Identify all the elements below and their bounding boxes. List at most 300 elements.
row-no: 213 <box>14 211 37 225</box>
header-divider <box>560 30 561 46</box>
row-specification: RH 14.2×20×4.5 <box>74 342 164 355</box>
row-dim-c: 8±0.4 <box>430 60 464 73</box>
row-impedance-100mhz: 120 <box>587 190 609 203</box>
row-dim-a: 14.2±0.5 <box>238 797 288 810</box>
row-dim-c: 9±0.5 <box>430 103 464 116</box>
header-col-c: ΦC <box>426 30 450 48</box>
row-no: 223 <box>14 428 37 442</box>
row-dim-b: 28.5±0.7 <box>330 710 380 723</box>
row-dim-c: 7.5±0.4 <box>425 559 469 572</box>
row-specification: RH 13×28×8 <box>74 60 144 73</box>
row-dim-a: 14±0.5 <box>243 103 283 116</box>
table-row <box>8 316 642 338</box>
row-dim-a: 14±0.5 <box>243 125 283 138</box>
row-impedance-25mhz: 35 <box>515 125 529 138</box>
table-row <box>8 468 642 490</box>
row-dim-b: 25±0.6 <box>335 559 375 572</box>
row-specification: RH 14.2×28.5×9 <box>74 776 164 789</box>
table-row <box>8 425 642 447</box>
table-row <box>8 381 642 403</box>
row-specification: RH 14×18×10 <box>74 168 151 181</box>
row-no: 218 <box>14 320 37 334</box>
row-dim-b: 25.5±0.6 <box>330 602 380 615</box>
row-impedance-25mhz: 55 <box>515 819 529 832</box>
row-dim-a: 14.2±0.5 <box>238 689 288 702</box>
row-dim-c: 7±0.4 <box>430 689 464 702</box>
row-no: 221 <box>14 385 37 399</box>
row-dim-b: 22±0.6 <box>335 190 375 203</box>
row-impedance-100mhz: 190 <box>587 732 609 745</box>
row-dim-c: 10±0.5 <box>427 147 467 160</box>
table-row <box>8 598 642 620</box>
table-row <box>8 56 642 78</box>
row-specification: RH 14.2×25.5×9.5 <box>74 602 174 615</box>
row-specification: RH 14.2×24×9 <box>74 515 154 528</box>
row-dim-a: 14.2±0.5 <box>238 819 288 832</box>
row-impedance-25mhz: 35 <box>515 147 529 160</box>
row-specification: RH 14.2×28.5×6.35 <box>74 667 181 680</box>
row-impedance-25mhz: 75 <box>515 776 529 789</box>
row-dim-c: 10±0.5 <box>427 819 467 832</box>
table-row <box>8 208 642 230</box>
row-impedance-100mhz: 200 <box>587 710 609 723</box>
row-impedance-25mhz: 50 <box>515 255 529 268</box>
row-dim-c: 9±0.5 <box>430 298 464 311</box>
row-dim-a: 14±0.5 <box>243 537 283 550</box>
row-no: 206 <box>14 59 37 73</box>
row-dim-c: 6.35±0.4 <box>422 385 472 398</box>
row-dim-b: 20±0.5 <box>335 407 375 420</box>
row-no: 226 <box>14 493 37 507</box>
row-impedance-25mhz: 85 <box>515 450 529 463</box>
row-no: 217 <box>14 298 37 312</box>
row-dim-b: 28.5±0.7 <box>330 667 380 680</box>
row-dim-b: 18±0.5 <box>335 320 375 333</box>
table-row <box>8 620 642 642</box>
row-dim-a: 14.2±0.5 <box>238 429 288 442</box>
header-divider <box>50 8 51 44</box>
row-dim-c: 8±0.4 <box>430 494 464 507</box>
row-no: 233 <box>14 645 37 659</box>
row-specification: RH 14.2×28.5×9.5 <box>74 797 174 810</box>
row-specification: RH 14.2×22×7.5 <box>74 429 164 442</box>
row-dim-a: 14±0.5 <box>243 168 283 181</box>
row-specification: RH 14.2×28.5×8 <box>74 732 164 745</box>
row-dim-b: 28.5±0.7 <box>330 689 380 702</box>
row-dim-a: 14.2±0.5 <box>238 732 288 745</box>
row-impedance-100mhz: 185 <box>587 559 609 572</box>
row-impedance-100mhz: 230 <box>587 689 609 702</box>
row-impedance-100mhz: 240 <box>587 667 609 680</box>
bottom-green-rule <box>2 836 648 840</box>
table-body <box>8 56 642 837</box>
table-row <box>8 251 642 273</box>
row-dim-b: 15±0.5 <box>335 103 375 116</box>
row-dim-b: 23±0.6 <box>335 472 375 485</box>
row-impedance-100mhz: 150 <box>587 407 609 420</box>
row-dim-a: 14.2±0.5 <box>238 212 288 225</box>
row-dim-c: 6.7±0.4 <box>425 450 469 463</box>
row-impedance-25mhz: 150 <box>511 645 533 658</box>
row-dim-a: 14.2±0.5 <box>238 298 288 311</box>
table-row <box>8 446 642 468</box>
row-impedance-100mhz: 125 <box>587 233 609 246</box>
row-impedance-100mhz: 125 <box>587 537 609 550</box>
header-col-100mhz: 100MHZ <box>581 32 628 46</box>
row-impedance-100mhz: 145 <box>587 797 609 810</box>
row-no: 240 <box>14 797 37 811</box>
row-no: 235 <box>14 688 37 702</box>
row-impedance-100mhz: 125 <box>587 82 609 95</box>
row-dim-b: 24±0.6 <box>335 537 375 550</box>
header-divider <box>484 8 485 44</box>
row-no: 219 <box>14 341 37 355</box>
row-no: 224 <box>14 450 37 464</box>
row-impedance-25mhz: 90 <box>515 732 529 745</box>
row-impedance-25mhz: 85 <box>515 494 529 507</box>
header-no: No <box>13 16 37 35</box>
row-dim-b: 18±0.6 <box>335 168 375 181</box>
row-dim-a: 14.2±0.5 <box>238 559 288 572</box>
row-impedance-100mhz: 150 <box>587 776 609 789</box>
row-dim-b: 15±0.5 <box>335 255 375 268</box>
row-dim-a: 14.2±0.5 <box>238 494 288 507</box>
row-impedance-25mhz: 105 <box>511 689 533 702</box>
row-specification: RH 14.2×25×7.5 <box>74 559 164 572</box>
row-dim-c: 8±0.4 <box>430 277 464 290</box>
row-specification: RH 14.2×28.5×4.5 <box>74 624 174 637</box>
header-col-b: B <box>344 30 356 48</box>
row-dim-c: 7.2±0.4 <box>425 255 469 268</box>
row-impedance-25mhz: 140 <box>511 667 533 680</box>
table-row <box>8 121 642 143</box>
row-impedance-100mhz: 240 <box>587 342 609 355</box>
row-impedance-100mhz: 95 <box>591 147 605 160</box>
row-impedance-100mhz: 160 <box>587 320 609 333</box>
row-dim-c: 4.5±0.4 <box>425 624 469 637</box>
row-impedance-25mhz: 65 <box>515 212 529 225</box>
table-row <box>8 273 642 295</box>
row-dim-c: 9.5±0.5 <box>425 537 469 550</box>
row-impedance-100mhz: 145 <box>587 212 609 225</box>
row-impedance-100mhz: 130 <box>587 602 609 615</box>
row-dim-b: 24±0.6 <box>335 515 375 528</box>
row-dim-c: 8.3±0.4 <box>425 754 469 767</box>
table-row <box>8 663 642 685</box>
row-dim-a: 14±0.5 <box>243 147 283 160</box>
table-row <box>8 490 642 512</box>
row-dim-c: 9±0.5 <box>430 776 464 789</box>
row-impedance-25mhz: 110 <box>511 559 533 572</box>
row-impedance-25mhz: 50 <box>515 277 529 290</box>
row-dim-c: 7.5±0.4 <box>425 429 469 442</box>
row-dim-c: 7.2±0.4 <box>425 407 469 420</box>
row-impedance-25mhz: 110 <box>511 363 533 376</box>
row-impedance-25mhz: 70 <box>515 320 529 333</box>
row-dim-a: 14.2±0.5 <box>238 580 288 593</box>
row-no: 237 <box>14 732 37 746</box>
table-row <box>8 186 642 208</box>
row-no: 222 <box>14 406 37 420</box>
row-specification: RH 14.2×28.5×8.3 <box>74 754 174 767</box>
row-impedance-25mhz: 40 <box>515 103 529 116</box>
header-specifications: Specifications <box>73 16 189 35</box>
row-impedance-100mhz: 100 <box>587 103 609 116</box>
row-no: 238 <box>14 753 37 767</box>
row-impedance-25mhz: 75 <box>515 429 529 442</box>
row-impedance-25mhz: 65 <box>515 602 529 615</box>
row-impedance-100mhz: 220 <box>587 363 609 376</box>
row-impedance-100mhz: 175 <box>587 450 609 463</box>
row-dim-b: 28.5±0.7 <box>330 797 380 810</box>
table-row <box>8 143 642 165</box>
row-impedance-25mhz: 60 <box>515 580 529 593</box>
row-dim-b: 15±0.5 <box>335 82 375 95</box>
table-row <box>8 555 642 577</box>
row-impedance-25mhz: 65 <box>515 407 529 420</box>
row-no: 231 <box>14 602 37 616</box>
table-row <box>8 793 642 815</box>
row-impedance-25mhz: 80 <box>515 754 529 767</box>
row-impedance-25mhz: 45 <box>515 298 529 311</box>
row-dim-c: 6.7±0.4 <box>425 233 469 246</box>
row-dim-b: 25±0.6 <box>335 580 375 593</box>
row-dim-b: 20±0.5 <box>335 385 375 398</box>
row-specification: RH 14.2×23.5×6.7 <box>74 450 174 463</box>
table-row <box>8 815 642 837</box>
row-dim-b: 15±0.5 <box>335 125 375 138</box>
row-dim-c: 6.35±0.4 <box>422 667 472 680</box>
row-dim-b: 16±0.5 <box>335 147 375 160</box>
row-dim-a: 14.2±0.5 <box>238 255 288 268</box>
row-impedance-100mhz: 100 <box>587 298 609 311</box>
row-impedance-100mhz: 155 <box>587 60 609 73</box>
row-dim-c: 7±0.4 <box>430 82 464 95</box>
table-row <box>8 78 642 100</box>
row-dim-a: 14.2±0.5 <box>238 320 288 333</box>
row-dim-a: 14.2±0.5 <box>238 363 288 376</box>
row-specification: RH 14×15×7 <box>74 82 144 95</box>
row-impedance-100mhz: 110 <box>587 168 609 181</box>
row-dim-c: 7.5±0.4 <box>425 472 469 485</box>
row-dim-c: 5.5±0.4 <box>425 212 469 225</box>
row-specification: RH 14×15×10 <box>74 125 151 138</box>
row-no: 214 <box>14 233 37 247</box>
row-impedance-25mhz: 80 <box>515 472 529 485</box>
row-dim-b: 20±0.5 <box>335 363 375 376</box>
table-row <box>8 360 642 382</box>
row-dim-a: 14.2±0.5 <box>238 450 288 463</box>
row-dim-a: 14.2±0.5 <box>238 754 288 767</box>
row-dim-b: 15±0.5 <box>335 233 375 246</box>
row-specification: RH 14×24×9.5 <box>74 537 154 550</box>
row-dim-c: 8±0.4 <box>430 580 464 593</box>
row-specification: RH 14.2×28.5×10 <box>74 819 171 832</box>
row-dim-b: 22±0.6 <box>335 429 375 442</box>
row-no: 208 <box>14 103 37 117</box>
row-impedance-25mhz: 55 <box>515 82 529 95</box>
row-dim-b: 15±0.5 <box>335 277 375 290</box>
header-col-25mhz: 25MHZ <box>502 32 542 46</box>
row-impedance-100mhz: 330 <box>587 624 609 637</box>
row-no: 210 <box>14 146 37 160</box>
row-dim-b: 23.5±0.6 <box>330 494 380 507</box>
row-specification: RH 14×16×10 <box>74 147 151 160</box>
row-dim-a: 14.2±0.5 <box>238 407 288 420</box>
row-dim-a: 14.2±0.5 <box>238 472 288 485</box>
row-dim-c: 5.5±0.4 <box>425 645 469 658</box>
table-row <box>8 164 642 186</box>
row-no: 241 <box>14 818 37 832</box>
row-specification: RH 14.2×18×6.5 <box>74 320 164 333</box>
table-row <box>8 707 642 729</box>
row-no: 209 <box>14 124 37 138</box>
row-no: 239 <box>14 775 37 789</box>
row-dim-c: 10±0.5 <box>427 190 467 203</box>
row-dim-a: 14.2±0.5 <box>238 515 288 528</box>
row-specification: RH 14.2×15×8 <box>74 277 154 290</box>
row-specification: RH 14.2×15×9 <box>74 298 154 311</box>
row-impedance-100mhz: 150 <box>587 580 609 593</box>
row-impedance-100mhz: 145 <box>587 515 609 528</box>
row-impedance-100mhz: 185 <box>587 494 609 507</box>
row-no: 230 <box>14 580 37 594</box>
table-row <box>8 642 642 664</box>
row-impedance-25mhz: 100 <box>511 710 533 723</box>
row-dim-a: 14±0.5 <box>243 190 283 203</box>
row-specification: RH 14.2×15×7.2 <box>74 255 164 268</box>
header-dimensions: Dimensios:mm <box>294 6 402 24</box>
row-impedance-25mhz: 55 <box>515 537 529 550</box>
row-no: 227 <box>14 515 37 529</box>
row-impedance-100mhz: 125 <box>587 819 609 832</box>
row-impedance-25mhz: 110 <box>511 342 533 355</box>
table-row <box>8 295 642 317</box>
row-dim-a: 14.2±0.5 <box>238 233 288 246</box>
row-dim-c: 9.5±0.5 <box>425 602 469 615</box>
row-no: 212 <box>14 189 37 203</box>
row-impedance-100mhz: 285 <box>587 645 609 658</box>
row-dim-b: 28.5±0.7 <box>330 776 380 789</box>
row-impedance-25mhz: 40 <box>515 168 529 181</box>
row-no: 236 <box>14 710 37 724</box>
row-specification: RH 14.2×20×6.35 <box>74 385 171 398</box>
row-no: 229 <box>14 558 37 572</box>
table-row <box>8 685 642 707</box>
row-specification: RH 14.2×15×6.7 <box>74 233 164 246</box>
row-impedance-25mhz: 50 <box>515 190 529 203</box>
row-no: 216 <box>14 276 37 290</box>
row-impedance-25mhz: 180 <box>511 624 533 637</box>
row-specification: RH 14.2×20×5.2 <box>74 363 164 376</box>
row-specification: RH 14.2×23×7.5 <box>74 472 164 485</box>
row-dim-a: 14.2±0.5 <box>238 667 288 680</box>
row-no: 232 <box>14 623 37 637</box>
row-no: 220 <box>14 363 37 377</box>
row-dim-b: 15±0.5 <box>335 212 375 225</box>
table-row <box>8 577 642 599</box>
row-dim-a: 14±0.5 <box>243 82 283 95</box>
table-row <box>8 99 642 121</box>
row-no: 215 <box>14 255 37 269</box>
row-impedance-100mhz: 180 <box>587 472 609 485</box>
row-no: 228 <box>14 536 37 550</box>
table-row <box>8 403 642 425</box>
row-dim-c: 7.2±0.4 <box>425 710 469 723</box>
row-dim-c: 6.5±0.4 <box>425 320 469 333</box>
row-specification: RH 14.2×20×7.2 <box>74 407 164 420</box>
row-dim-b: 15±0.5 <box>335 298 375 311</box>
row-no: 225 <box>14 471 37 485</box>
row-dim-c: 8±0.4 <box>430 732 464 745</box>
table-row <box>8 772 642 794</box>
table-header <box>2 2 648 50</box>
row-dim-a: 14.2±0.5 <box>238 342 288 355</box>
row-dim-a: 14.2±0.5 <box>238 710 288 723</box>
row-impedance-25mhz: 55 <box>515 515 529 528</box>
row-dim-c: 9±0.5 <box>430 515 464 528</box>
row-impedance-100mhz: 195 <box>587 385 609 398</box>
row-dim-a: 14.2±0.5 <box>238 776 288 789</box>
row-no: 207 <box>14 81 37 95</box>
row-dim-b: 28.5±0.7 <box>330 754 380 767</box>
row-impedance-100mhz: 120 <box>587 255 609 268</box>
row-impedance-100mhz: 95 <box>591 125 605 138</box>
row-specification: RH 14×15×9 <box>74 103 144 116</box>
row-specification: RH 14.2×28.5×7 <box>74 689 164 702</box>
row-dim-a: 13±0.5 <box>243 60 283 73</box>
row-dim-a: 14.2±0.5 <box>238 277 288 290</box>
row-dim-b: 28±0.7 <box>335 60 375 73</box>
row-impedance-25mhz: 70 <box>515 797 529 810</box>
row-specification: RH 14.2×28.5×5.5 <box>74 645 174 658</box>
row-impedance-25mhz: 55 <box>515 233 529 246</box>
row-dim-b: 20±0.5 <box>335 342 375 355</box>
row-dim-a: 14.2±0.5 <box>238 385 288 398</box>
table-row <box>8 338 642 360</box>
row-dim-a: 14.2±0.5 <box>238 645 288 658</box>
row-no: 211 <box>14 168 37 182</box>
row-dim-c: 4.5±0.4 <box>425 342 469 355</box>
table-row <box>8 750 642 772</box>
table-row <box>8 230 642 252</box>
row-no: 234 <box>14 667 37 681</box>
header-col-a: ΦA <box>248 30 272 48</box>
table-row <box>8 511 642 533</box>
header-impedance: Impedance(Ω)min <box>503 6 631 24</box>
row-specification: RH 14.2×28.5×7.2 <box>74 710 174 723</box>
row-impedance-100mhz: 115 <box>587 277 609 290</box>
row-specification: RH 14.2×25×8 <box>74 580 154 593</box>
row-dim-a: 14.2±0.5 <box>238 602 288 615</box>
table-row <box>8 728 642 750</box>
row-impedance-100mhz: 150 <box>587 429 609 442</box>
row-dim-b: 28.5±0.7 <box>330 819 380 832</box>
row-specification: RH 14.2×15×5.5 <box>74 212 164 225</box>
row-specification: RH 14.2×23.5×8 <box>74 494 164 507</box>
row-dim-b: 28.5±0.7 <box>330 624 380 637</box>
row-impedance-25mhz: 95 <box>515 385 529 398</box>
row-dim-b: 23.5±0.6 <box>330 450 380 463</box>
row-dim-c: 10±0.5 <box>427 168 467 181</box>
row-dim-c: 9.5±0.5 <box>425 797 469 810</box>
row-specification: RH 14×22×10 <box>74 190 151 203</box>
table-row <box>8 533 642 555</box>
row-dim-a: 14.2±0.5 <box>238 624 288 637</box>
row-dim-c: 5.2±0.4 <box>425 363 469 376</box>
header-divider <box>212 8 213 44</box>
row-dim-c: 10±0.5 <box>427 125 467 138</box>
• • • •
■ **What is required**
Present the rows above as a numbered list, from the first line through the line containing "row-no: 218 <box>14 320 37 334</box>". Include both of those lines and leave out any blank lines.

■ **Reply**
1. Identify all the elements below and their bounding boxes. List at most 300 elements.
2. row-no: 213 <box>14 211 37 225</box>
3. header-divider <box>560 30 561 46</box>
4. row-specification: RH 14.2×20×4.5 <box>74 342 164 355</box>
5. row-dim-c: 8±0.4 <box>430 60 464 73</box>
6. row-impedance-100mhz: 120 <box>587 190 609 203</box>
7. row-dim-a: 14.2±0.5 <box>238 797 288 810</box>
8. row-dim-c: 9±0.5 <box>430 103 464 116</box>
9. header-col-c: ΦC <box>426 30 450 48</box>
10. row-no: 223 <box>14 428 37 442</box>
11. row-dim-b: 28.5±0.7 <box>330 710 380 723</box>
12. row-dim-c: 7.5±0.4 <box>425 559 469 572</box>
13. row-specification: RH 13×28×8 <box>74 60 144 73</box>
14. row-dim-a: 14±0.5 <box>243 103 283 116</box>
15. table-row <box>8 316 642 338</box>
16. row-dim-a: 14±0.5 <box>243 125 283 138</box>
17. row-impedance-25mhz: 35 <box>515 125 529 138</box>
18. table-row <box>8 468 642 490</box>
19. row-dim-b: 25±0.6 <box>335 559 375 572</box>
20. row-specification: RH 14.2×28.5×9 <box>74 776 164 789</box>
21. table-row <box>8 425 642 447</box>
22. table-row <box>8 381 642 403</box>
23. row-specification: RH 14×18×10 <box>74 168 151 181</box>
24. row-no: 218 <box>14 320 37 334</box>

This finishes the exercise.